Given task: The data must be written out once more, precisely as given.

Material provided:
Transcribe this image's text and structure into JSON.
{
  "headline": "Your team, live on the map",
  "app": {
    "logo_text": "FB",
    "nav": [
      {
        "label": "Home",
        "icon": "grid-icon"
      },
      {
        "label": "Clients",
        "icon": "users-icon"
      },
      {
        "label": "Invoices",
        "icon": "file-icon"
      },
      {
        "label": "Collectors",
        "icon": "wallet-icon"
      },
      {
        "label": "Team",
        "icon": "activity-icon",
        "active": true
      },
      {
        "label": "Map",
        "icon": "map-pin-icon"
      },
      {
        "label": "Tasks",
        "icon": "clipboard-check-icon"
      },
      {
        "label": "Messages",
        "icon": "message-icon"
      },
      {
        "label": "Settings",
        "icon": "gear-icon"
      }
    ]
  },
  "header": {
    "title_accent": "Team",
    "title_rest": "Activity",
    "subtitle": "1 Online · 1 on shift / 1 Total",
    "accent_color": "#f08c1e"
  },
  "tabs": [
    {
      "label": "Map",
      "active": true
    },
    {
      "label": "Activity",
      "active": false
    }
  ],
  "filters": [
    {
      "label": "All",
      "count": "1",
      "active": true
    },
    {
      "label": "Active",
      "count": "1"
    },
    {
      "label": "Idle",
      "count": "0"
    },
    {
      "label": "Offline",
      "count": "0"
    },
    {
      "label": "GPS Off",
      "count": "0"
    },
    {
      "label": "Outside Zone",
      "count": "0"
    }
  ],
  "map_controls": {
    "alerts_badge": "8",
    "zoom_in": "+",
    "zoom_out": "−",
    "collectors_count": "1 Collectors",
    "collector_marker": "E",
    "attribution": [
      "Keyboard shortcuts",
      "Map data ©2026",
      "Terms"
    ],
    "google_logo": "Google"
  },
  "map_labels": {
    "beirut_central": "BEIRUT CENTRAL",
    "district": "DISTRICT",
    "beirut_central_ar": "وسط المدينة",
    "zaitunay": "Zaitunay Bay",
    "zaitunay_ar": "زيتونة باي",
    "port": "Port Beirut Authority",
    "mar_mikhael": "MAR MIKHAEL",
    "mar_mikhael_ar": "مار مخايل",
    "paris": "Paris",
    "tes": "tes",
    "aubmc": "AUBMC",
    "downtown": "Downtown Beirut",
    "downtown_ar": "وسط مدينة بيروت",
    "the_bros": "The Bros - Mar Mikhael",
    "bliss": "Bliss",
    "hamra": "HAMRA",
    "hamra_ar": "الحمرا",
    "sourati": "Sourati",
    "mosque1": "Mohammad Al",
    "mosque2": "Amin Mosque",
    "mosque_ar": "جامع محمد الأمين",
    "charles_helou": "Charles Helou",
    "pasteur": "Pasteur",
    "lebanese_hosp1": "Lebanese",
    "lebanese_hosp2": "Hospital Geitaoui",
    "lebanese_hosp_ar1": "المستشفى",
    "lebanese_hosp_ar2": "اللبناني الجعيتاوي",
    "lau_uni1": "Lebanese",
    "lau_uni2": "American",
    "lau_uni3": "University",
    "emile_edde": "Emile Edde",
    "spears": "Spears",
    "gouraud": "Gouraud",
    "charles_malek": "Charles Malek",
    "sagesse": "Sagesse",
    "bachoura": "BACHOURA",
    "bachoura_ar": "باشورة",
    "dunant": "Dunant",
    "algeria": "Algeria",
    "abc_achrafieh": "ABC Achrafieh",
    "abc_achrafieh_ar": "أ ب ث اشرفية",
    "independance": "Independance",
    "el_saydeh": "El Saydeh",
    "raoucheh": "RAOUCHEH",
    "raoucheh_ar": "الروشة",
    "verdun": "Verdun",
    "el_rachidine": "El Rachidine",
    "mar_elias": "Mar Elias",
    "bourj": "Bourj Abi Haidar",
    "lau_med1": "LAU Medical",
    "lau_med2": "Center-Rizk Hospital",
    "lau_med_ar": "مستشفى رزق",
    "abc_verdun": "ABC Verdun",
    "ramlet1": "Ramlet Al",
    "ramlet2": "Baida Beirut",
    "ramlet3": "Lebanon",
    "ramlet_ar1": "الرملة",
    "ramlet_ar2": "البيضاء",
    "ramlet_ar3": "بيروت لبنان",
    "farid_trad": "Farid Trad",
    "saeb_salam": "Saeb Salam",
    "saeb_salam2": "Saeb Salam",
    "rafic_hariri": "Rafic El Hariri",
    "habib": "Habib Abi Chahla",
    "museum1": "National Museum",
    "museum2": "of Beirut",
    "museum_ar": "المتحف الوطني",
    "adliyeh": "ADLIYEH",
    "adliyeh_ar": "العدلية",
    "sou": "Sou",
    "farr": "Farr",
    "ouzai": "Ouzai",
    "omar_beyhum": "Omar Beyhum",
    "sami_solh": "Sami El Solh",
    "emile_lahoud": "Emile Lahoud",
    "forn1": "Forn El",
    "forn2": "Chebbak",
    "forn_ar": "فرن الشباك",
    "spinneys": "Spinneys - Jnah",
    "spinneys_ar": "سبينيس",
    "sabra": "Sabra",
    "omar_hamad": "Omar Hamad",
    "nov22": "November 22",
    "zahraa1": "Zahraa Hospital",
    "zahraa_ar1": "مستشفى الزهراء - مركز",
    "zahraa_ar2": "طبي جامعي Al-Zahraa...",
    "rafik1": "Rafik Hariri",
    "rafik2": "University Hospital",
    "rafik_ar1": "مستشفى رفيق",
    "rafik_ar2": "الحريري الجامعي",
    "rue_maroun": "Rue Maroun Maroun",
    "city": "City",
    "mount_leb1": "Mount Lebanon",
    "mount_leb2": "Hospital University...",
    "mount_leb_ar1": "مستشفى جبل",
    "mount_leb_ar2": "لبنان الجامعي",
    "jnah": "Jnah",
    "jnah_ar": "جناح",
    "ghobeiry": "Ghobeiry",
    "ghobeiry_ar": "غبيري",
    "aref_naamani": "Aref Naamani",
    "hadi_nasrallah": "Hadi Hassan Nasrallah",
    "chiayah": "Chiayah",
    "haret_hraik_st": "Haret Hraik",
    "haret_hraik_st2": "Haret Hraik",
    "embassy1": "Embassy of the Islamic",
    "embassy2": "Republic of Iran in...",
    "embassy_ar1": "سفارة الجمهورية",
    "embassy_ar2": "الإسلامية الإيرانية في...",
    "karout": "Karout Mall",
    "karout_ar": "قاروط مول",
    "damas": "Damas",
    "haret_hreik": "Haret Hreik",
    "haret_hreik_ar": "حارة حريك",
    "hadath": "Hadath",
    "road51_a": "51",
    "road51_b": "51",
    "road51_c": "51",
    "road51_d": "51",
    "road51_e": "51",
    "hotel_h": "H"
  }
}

Solved problem:
Transcribe this image's text and structure into JSON.
{
  "headline": "Your team, live on the map",
  "app": {
    "logo_text": "FB",
    "nav": [
      {
        "label": "Home",
        "icon": "grid-icon"
      },
      {
        "label": "Clients",
        "icon": "users-icon"
      },
      {
        "label": "Invoices",
        "icon": "file-icon"
      },
      {
        "label": "Collectors",
        "icon": "wallet-icon"
      },
      {
        "label": "Team",
        "icon": "activity-icon",
        "active": true
      },
      {
        "label": "Map",
        "icon": "map-pin-icon"
      },
      {
        "label": "Tasks",
        "icon": "clipboard-check-icon"
      },
      {
        "label": "Messages",
        "icon": "message-icon"
      },
      {
        "label": "Settings",
        "icon": "gear-icon"
      }
    ]
  },
  "header": {
    "title_accent": "Team",
    "title_rest": "Activity",
    "subtitle": "1 Online · 1 on shift / 1 Total",
    "accent_color": "#f08c1e"
  },
  "tabs": [
    {
      "label": "Map",
      "active": true
    },
    {
      "label": "Activity",
      "active": false
    }
  ],
  "filters": [
    {
      "label": "All",
      "count": "1",
      "active": true
    },
    {
      "label": "Active",
      "count": "1"
    },
    {
      "label": "Idle",
      "count": "0"
    },
    {
      "label": "Offline",
      "count": "0"
    },
    {
      "label": "GPS Off",
      "count": "0"
    },
    {
      "label": "Outside Zone",
      "count": "0"
    }
  ],
  "map_controls": {
    "alerts_badge": "8",
    "zoom_in": "+",
    "zoom_out": "−",
    "collectors_count": "1 Collectors",
    "collector_marker": "E",
    "attribution": [
      "Keyboard shortcuts",
      "Map data ©2026",
      "Terms"
    ],
    "google_logo": "Google"
  },
  "map_labels": {
    "beirut_central": "BEIRUT CENTRAL",
    "district": "DISTRICT",
    "beirut_central_ar": "وسط المدينة",
    "zaitunay": "Zaitunay Bay",
    "zaitunay_ar": "زيتونة باي",
    "port": "Port Beirut Authority",
    "mar_mikhael": "MAR MIKHAEL",
    "mar_mikhael_ar": "مار مخايل",
    "paris": "Paris",
    "tes": "tes",
    "aubmc": "AUBMC",
    "downtown": "Downtown Beirut",
    "downtown_ar": "وسط مدينة بيروت",
    "the_bros": "The Bros - Mar Mikhael",
    "bliss": "Bliss",
    "hamra": "HAMRA",
    "hamra_ar": "الحمرا",
    "sourati": "Sourati",
    "mosque1": "Mohammad Al",
    "mosque2": "Amin Mosque",
    "mosque_ar": "جامع محمد الأمين",
    "charles_helou": "Charles Helou",
    "pasteur": "Pasteur",
    "lebanese_hosp1": "Lebanese",
    "lebanese_hosp2": "Hospital Geitaoui",
    "lebanese_hosp_ar1": "المستشفى",
    "lebanese_hosp_ar2": "اللبناني الجعيتاوي",
    "lau_uni1": "Lebanese",
    "lau_uni2": "American",
    "lau_uni3": "University",
    "emile_edde": "Emile Edde",
    "spears": "Spears",
    "gouraud": "Gouraud",
    "charles_malek": "Charles Malek",
    "sagesse": "Sagesse",
    "bachoura": "BACHOURA",
    "bachoura_ar": "باشورة",
    "dunant": "Dunant",
    "algeria": "Algeria",
    "abc_achrafieh": "ABC Achrafieh",
    "abc_achrafieh_ar": "أ ب ث اشرفية",
    "independance": "Independance",
    "el_saydeh": "El Saydeh",
    "raoucheh": "RAOUCHEH",
    "raoucheh_ar": "الروشة",
    "verdun": "Verdun",
    "el_rachidine": "El Rachidine",
    "mar_elias": "Mar Elias",
    "bourj": "Bourj Abi Haidar",
    "lau_med1": "LAU Medical",
    "lau_med2": "Center-Rizk Hospital",
    "lau_med_ar": "مستشفى رزق",
    "abc_verdun": "ABC Verdun",
    "ramlet1": "Ramlet Al",
    "ramlet2": "Baida Beirut",
    "ramlet3": "Lebanon",
    "ramlet_ar1": "الرملة",
    "ramlet_ar2": "البيضاء",
    "ramlet_ar3": "بيروت لبنان",
    "farid_trad": "Farid Trad",
    "saeb_salam": "Saeb Salam",
    "saeb_salam2": "Saeb Salam",
    "rafic_hariri": "Rafic El Hariri",
    "habib": "Habib Abi Chahla",
    "museum1": "National Museum",
    "museum2": "of Beirut",
    "museum_ar": "المتحف الوطني",
    "adliyeh": "ADLIYEH",
    "adliyeh_ar": "العدلية",
    "sou": "Sou",
    "farr": "Farr",
    "ouzai": "Ouzai",
    "omar_beyhum": "Omar Beyhum",
    "sami_solh": "Sami El Solh",
    "emile_lahoud": "Emile Lahoud",
    "forn1": "Forn El",
    "forn2": "Chebbak",
    "forn_ar": "فرن الشباك",
    "spinneys": "Spinneys - Jnah",
    "spinneys_ar": "سبينيس",
    "sabra": "Sabra",
    "omar_hamad": "Omar Hamad",
    "nov22": "November 22",
    "zahraa1": "Zahraa Hospital",
    "zahraa_ar1": "مستشفى الزهراء - مركز",
    "zahraa_ar2": "طبي جامعي Al-Zahraa...",
    "rafik1": "Rafik Hariri",
    "rafik2": "University Hospital",
    "rafik_ar1": "مستشفى رفيق",
    "rafik_ar2": "الحريري الجامعي",
    "rue_maroun": "Rue Maroun Maroun",
    "city": "City",
    "mount_leb1": "Mount Lebanon",
    "mount_leb2": "Hospital University...",
    "mount_leb_ar1": "مستشفى جبل",
    "mount_leb_ar2": "لبنان الجامعي",
    "jnah": "Jnah",
    "jnah_ar": "جناح",
    "ghobeiry": "Ghobeiry",
    "ghobeiry_ar": "غبيري",
    "aref_naamani": "Aref Naamani",
    "hadi_nasrallah": "Hadi Hassan Nasrallah",
    "chiayah": "Chiayah",
    "haret_hraik_st": "Haret Hraik",
    "haret_hraik_st2": "Haret Hraik",
    "embassy1": "Embassy of the Islamic",
    "embassy2": "Republic of Iran in...",
    "embassy_ar1": "سفارة الجمهورية",
    "embassy_ar2": "الإسلامية الإيرانية في...",
    "karout": "Karout Mall",
    "karout_ar": "قاروط مول",
    "damas": "Damas",
    "haret_hreik": "Haret Hreik",
    "haret_hreik_ar": "حارة حريك",
    "hadath": "Hadath",
    "road51_a": "51",
    "road51_b": "51",
    "road51_c": "51",
    "road51_d": "51",
    "road51_e": "51",
    "hotel_h": "H"
  }
}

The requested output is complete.